* [Given passage]

------

Search This Blog

Loading...

Glossary of Terms: Noli Me Tangere, El Filibusterismo

 
abá: A Tagalog exclamation of wonder, surprise, etc., often used to introduce or emphasize a contradictory statement.
abaka: “Manila hemp,” the fiber of a plant of the banana family.
achara: Pickles made from the tender shoots of bamboo, green papayas, etc.
alcalde: Governor of a province or district with both executive and judicial authority.
alferez: Junior officer of the Civil Guard, ranking next below a lieutenant.
alibambang: A leguminous plant whose acid leaves are used in cooking.
alpay: A variety of nephelium, similar but inferior to the Chinese lichi.
among: Term used by the natives in addressing a priest, especially a friar: from the Spanish amo, master.
amores-secos: “Barren loves,” a low-growing weed whose small, angular pods adhere to clothing.
andas: A platform with handles, on which an image is borne in a procession.
asuang: A malignant devil reputed to feed upon human flesh, being especially fond of new-born babes.
até: The sweet-sop.
Audiencia: The administrative council and supreme court of the Spanish régime.
Ayuntamiento: A city corporation or council, and by extension the building in which it has its offices; specifically, in Manila, the capitol.
azotea: The flat roof of a house or any similar platform; a roof-garden.
babaye: Woman (the general Malay term).
baguio: The local name for the typhoon or hurricane.
bailúhan: Native dance and feast: from the Spanish baile.
balete: The Philippine banyan, a tree sacred in Malay folk-lore.
banka: A dugout canoe with bamboo supports or outriggers.
Bilibid: The general penitentiary at Manila.
buyo: The masticatory prepared by wrapping a piece of areca-nut with a little shell-lime in a betel-leaf: the pan of British India.
cabeza de barangay: Headman and tax collector for a group of about fifty families, for whose “tribute” he was personally responsible.
calle: Street.

------

* [Data section]
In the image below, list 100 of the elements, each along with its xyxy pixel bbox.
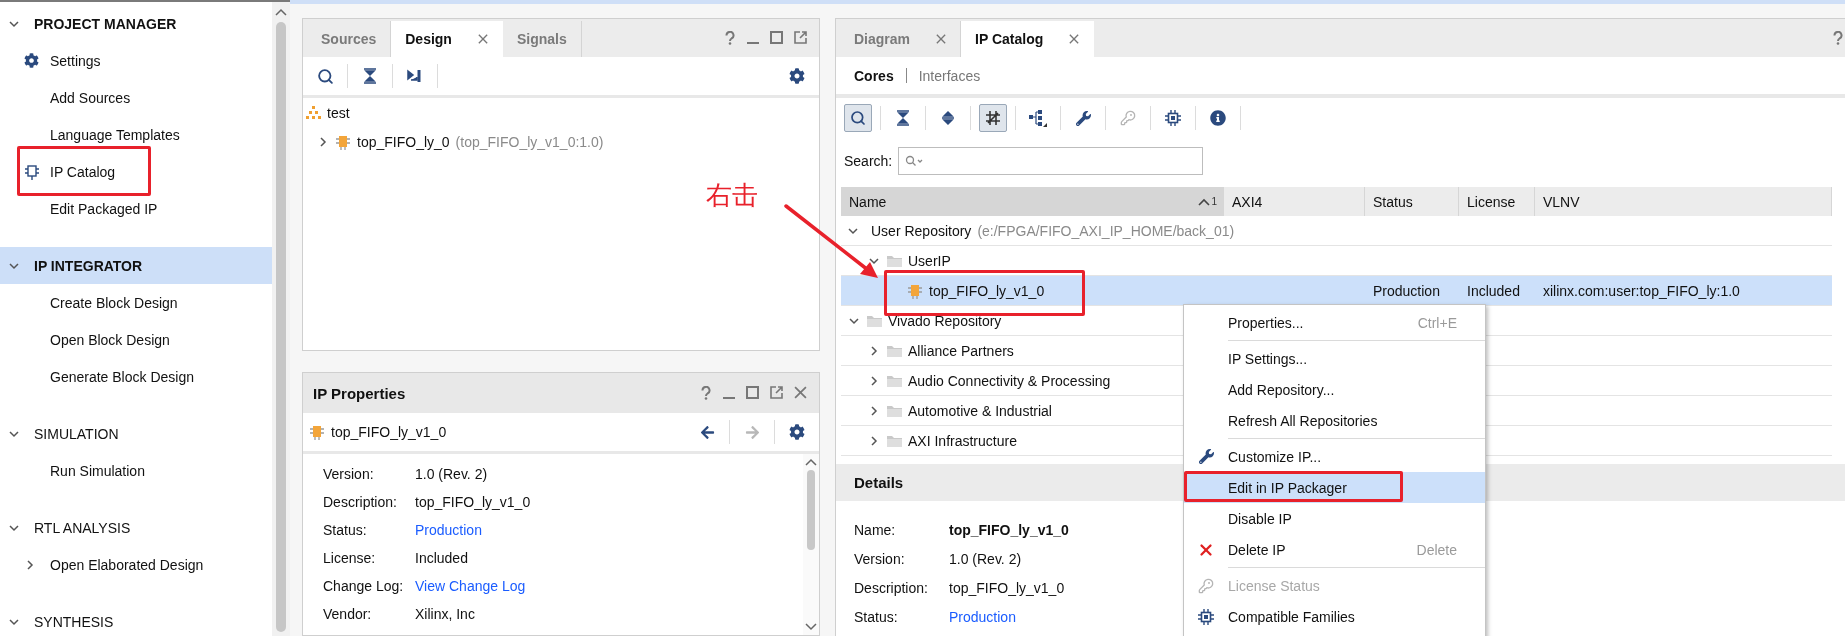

------

Please reproduce verbatim the part of the glossary above, starting at "Ayuntamiento: A city" and ending at "of British India.".

Ayuntamiento: A city corporation or council, and by extension the building in which it has its offices; specifically, in Manila, the capitol.
azotea: The flat roof of a house or any similar platform; a roof-garden.
babaye: Woman (the general Malay term).
baguio: The local name for the typhoon or hurricane.
bailúhan: Native dance and feast: from the Spanish baile.
balete: The Philippine banyan, a tree sacred in Malay folk-lore.
banka: A dugout canoe with bamboo supports or outriggers.
Bilibid: The general penitentiary at Manila.
buyo: The masticatory prepared by wrapping a piece of areca-nut with a little shell-lime in a betel-leaf: the pan of British India.